- _Task objective_
Gather up the lines with the word "commentary" in them.

(Entries with figure data)
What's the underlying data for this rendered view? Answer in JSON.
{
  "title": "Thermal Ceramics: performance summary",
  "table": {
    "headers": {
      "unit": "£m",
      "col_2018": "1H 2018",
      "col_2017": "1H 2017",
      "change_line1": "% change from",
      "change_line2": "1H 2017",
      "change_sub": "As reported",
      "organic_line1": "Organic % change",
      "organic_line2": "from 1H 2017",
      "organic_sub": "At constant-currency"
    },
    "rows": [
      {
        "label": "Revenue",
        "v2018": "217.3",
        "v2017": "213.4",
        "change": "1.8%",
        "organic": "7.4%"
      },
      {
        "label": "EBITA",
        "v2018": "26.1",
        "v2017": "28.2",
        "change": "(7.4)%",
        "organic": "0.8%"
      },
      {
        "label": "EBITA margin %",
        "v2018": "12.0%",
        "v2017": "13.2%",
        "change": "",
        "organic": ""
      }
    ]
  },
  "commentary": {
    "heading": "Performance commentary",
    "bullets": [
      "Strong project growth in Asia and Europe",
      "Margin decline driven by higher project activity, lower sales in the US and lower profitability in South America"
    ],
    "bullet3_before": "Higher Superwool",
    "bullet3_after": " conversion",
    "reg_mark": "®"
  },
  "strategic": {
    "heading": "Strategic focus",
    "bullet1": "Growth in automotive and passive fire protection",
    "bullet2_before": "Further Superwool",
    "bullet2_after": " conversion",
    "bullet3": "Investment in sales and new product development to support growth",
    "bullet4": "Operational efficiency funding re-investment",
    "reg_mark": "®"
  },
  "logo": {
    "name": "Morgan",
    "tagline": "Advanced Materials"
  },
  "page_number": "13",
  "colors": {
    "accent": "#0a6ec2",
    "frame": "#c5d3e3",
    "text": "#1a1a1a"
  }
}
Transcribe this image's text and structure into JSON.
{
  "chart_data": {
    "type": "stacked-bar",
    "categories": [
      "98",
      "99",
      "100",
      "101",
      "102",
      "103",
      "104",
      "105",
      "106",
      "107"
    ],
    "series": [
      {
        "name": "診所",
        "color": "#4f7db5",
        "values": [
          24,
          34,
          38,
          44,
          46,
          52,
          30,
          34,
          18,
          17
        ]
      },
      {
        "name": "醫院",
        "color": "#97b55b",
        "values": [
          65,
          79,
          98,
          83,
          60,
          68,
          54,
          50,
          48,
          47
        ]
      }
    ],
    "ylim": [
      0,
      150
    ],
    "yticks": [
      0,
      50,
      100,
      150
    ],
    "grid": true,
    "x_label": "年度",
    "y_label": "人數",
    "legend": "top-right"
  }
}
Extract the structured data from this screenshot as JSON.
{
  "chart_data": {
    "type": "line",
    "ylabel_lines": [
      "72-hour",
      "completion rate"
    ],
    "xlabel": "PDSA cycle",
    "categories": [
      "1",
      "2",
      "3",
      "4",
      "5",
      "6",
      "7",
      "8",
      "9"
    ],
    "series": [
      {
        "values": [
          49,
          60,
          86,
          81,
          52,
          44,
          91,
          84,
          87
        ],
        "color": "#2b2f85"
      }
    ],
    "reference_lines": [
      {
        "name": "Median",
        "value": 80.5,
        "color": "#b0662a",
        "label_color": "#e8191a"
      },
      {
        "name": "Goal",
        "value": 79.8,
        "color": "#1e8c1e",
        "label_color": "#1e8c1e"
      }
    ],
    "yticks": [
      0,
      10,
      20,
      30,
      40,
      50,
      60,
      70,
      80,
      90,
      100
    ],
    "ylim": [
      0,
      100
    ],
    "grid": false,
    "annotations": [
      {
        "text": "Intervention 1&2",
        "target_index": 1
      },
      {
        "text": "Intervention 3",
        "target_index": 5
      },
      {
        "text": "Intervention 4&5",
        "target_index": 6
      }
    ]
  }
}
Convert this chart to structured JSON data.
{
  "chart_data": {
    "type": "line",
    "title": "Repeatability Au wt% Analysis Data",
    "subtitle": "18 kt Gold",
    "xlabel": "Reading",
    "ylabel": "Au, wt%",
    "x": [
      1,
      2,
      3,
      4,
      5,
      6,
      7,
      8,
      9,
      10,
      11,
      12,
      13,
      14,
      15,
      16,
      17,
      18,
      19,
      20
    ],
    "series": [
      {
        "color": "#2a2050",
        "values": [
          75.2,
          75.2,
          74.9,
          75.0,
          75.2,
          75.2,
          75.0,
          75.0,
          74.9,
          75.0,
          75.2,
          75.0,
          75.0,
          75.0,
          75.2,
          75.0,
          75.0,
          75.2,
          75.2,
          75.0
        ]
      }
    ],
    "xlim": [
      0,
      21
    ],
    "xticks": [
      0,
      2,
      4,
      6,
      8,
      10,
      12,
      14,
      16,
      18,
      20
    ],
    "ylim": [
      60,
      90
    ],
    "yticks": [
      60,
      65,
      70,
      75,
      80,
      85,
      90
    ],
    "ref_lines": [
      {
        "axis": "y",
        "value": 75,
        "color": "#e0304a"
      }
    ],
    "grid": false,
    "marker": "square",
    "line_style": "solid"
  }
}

- _Solved exercise_
  "commentary": {
    "heading": "Performance commentary",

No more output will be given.